**OBJECTIVE**
Reproduce all of the records below line for line, without changes, and leave out the pictures.

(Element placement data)
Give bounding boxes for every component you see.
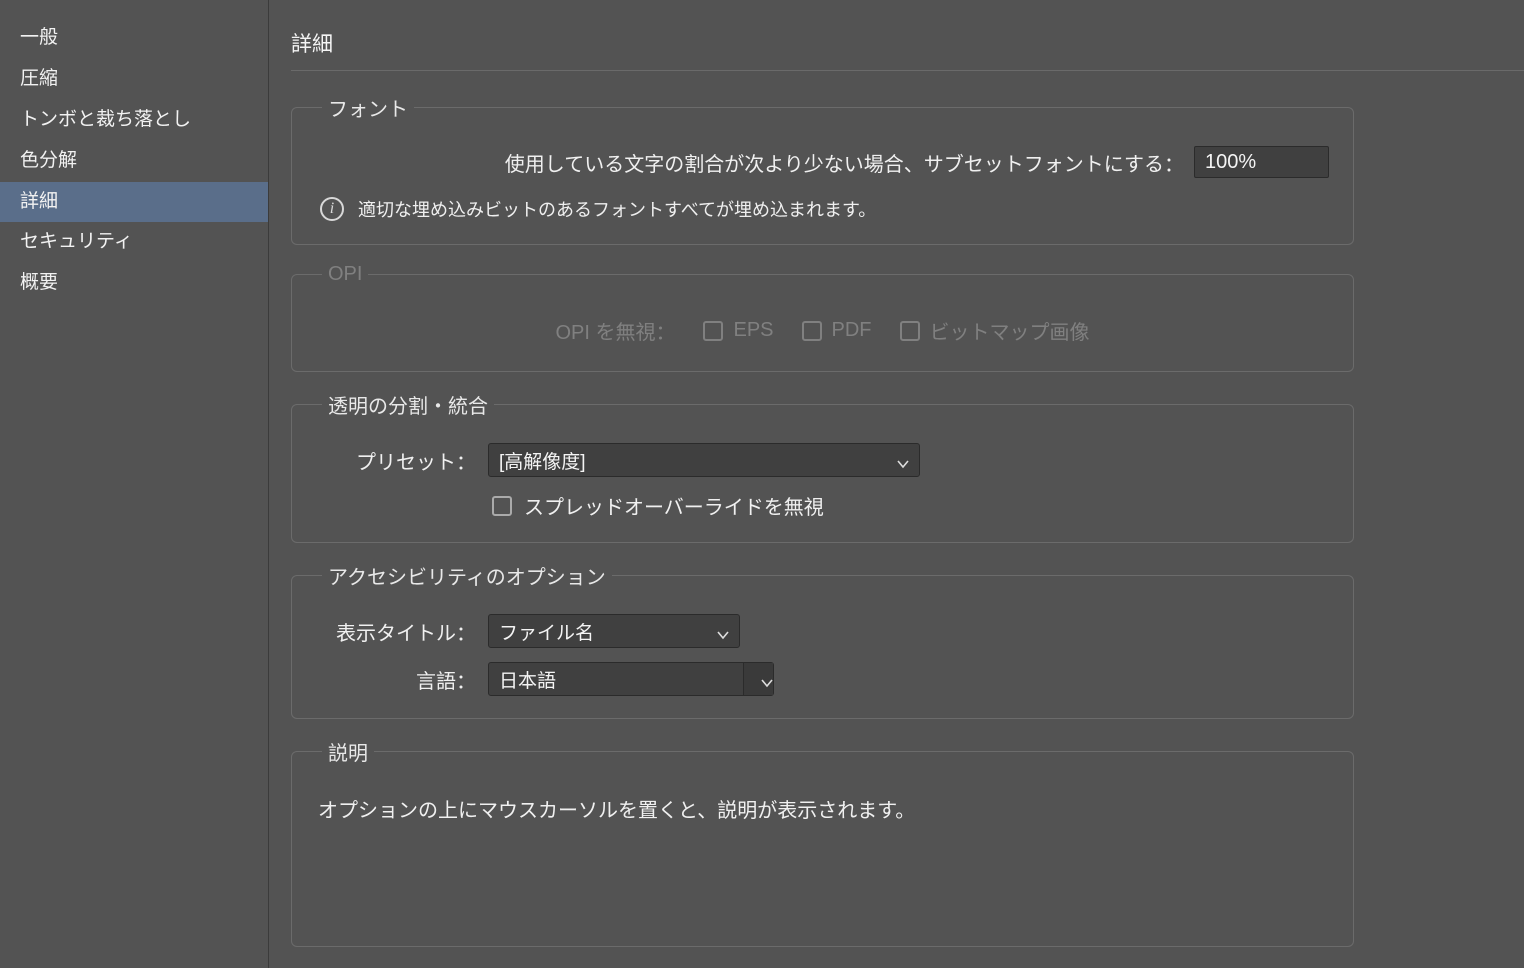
opi-eps-checkbox: [703, 321, 723, 341]
preset-value: [高解像度]: [499, 447, 586, 474]
subset-fonts-input[interactable]: [1194, 146, 1329, 178]
opi-pdf-checkbox: [802, 321, 822, 341]
ignore-spread-override-label: スプレッドオーバーライドを無視: [524, 491, 824, 520]
accessibility-group: アクセシビリティのオプション 表示タイトル： ファイル名 言語： 日本語: [291, 561, 1354, 719]
accessibility-legend: アクセシビリティのオプション: [322, 561, 612, 590]
fonts-group: フォント 使用している文字の割合が次より少ない場合、サブセットフォントにする： …: [291, 93, 1354, 245]
language-label: 言語：: [316, 665, 476, 694]
main-panel: 詳細 フォント 使用している文字の割合が次より少ない場合、サブセットフォントにす…: [269, 0, 1524, 968]
preset-label: プリセット：: [316, 446, 476, 475]
fonts-info-text: 適切な埋め込みビットのあるフォントすべてが埋め込まれます。: [358, 196, 876, 222]
flattener-legend: 透明の分割・統合: [322, 390, 494, 419]
display-title-label: 表示タイトル：: [316, 617, 476, 646]
opi-group: OPI OPI を無視： EPS PDF ビットマップ画像: [291, 263, 1354, 372]
title-divider: [291, 70, 1524, 71]
ignore-spread-override-checkbox[interactable]: [492, 496, 512, 516]
sidebar-item-security[interactable]: セキュリティ: [0, 222, 268, 263]
chevron-down-icon: [761, 673, 773, 685]
description-group: 説明 オプションの上にマウスカーソルを置くと、説明が表示されます。: [291, 737, 1354, 947]
flattener-group: 透明の分割・統合 プリセット： [高解像度] スプレッドオーバーライドを無視: [291, 390, 1354, 543]
description-text: オプションの上にマウスカーソルを置くと、説明が表示されます。: [316, 790, 1329, 823]
opi-bitmap-checkbox: [900, 321, 920, 341]
opi-legend: OPI: [322, 263, 368, 286]
display-title-select[interactable]: ファイル名: [488, 614, 740, 648]
opi-bitmap-label: ビットマップ画像: [930, 316, 1090, 345]
sidebar-item-compression[interactable]: 圧縮: [0, 59, 268, 100]
language-value: 日本語: [499, 666, 743, 693]
opi-pdf-label: PDF: [832, 319, 872, 342]
chevron-down-icon: [717, 625, 729, 637]
preset-select[interactable]: [高解像度]: [488, 443, 920, 477]
fonts-legend: フォント: [322, 93, 414, 122]
description-legend: 説明: [322, 737, 374, 766]
display-title-value: ファイル名: [499, 618, 594, 645]
language-select[interactable]: 日本語: [488, 662, 774, 696]
subset-fonts-label: 使用している文字の割合が次より少ない場合、サブセットフォントにする：: [505, 148, 1184, 177]
sidebar-item-general[interactable]: 一般: [0, 18, 268, 59]
page-title: 詳細: [291, 28, 1524, 58]
info-icon: i: [320, 197, 344, 221]
sidebar: 一般 圧縮 トンボと裁ち落とし 色分解 詳細 セキュリティ 概要: [0, 0, 269, 968]
sidebar-item-summary[interactable]: 概要: [0, 263, 268, 304]
sidebar-item-advanced[interactable]: 詳細: [0, 182, 268, 223]
opi-ignore-label: OPI を無視：: [555, 316, 675, 345]
sidebar-item-marks-and-bleeds[interactable]: トンボと裁ち落とし: [0, 100, 268, 141]
language-dropdown-button[interactable]: [743, 663, 773, 695]
sidebar-item-output[interactable]: 色分解: [0, 141, 268, 182]
chevron-down-icon: [897, 454, 909, 466]
opi-eps-label: EPS: [733, 319, 773, 342]
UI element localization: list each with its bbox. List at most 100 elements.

**ANSWER FOR THE TASK**
Give bounding boxes for every component you see.
opi-eps-checkbox: [703, 321, 723, 341]
preset-value: [高解像度]: [499, 447, 586, 474]
subset-fonts-input[interactable]: [1194, 146, 1329, 178]
opi-pdf-checkbox: [802, 321, 822, 341]
ignore-spread-override-label: スプレッドオーバーライドを無視: [524, 491, 824, 520]
accessibility-group: アクセシビリティのオプション 表示タイトル： ファイル名 言語： 日本語: [291, 561, 1354, 719]
accessibility-legend: アクセシビリティのオプション: [322, 561, 612, 590]
fonts-group: フォント 使用している文字の割合が次より少ない場合、サブセットフォントにする： …: [291, 93, 1354, 245]
language-label: 言語：: [316, 665, 476, 694]
main-panel: 詳細 フォント 使用している文字の割合が次より少ない場合、サブセットフォントにす…: [269, 0, 1524, 968]
preset-label: プリセット：: [316, 446, 476, 475]
fonts-info-text: 適切な埋め込みビットのあるフォントすべてが埋め込まれます。: [358, 196, 876, 222]
flattener-legend: 透明の分割・統合: [322, 390, 494, 419]
display-title-label: 表示タイトル：: [316, 617, 476, 646]
opi-group: OPI OPI を無視： EPS PDF ビットマップ画像: [291, 263, 1354, 372]
title-divider: [291, 70, 1524, 71]
ignore-spread-override-checkbox[interactable]: [492, 496, 512, 516]
sidebar-item-security[interactable]: セキュリティ: [0, 222, 268, 263]
chevron-down-icon: [761, 673, 773, 685]
description-group: 説明 オプションの上にマウスカーソルを置くと、説明が表示されます。: [291, 737, 1354, 947]
flattener-group: 透明の分割・統合 プリセット： [高解像度] スプレッドオーバーライドを無視: [291, 390, 1354, 543]
description-text: オプションの上にマウスカーソルを置くと、説明が表示されます。: [316, 790, 1329, 823]
opi-bitmap-checkbox: [900, 321, 920, 341]
opi-legend: OPI: [322, 263, 368, 286]
display-title-select[interactable]: ファイル名: [488, 614, 740, 648]
opi-bitmap-label: ビットマップ画像: [930, 316, 1090, 345]
sidebar-item-compression[interactable]: 圧縮: [0, 59, 268, 100]
language-value: 日本語: [499, 666, 743, 693]
opi-pdf-label: PDF: [832, 319, 872, 342]
chevron-down-icon: [717, 625, 729, 637]
preset-select[interactable]: [高解像度]: [488, 443, 920, 477]
fonts-legend: フォント: [322, 93, 414, 122]
description-legend: 説明: [322, 737, 374, 766]
display-title-value: ファイル名: [499, 618, 594, 645]
language-select[interactable]: 日本語: [488, 662, 774, 696]
subset-fonts-label: 使用している文字の割合が次より少ない場合、サブセットフォントにする：: [505, 148, 1184, 177]
sidebar-item-general[interactable]: 一般: [0, 18, 268, 59]
page-title: 詳細: [291, 28, 1524, 58]
info-icon: i: [320, 197, 344, 221]
sidebar: 一般 圧縮 トンボと裁ち落とし 色分解 詳細 セキュリティ 概要: [0, 0, 269, 968]
sidebar-item-summary[interactable]: 概要: [0, 263, 268, 304]
sidebar-item-advanced[interactable]: 詳細: [0, 182, 268, 223]
opi-ignore-label: OPI を無視：: [555, 316, 675, 345]
sidebar-item-marks-and-bleeds[interactable]: トンボと裁ち落とし: [0, 100, 268, 141]
language-dropdown-button[interactable]: [743, 663, 773, 695]
sidebar-item-output[interactable]: 色分解: [0, 141, 268, 182]
chevron-down-icon: [897, 454, 909, 466]
opi-eps-label: EPS: [733, 319, 773, 342]
UI element localization: list each with its bbox. List at most 100 elements.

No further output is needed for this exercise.